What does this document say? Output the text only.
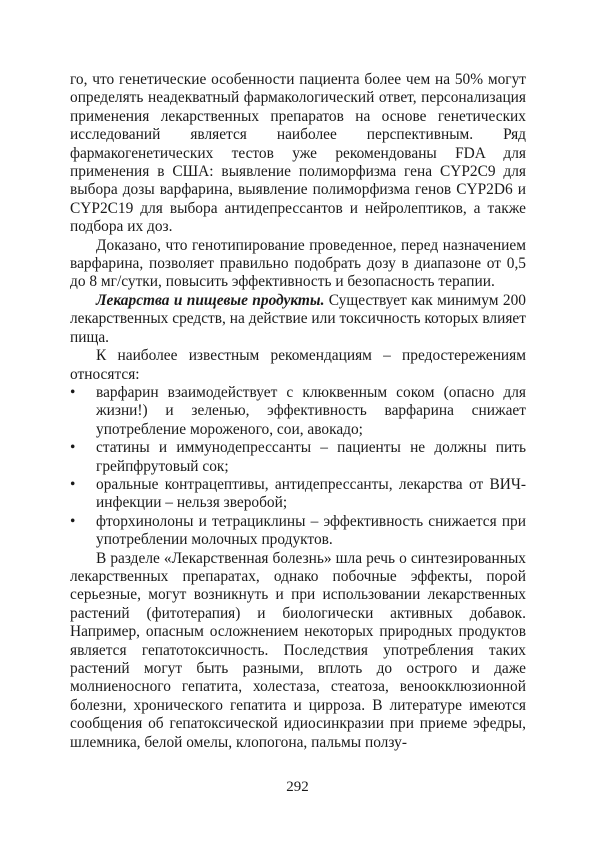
го, что генетические особенности пациента более чем на 50% могут определять неадекватный фармакологический ответ, персонализация применения лекарственных препаратов на основе генетических исследований является наиболее перспективным. Ряд фармакогенетических тестов уже рекомендованы FDA для применения в США: выявление полиморфизма гена CYP2C9 для выбора дозы варфарина, выявление полиморфизма генов CYP2D6 и CYP2C19 для выбора антидепрессантов и нейролептиков, а также подбора их доз.

Доказано, что генотипирование проведенное, перед назначением варфарина, позволяет правильно подобрать дозу в диапазоне от 0,5 до 8 мг/сутки, повысить эффективность и безопасность терапии.

Лекарства и пищевые продукты. Существует как минимум 200 лекарственных средств, на действие или токсичность которых влияет пища.

К наиболее известным рекомендациям – предостережениям относятся:

• варфарин взаимодействует с клюквенным соком (опасно для жизни!) и зеленью, эффективность варфарина снижает употребление мороженого, сои, авокадо;
• статины и иммунодепрессанты – пациенты не должны пить грейпфрутовый сок;
• оральные контрацептивы, антидепрессанты, лекарства от ВИЧ-инфекции – нельзя зверобой;
• фторхинолоны и тетрациклины – эффективность снижается при употреблении молочных продуктов.

В разделе «Лекарственная болезнь» шла речь о синтезированных лекарственных препаратах, однако побочные эффекты, порой серьезные, могут возникнуть и при использовании лекарственных растений (фитотерапия) и биологически активных добавок. Например, опасным осложнением некоторых природных продуктов является гепатотоксичность. Последствия употребления таких растений могут быть разными, вплоть до острого и даже молниеносного гепатита, холестаза, стеатоза, веноокклюзионной болезни, хронического гепатита и цирроза. В литературе имеются сообщения об гепатоксической идиосинкразии при приеме эфедры, шлемника, белой омелы, клопогона, пальмы ползу-

292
* * * * *
Search the listing for the word "варфарина" and return each line that holds it.

го, что генетические особенности пациента более чем на 50% могут определять неадекватный фармакологический ответ, персонализация применения лекарственных препаратов на основе генетических исследований является наиболее перспективным. Ряд фармакогенетических тестов уже рекомендованы FDA для применения в США: выявление полиморфизма гена CYP2C9 для выбора дозы варфарина, выявление полиморфизма генов CYP2D6 и CYP2C19 для выбора антидепрессантов и нейролептиков, а также подбора их доз.
Доказано, что генотипирование проведенное, перед назначением варфарина, позволяет правильно подобрать дозу в диапазоне от 0,5 до 8 мг/сутки, повысить эффективность и безопасность терапии.
• варфарин взаимодействует с клюквенным соком (опасно для жизни!) и зеленью, эффективность варфарина снижает употребление мороженого, сои, авокадо;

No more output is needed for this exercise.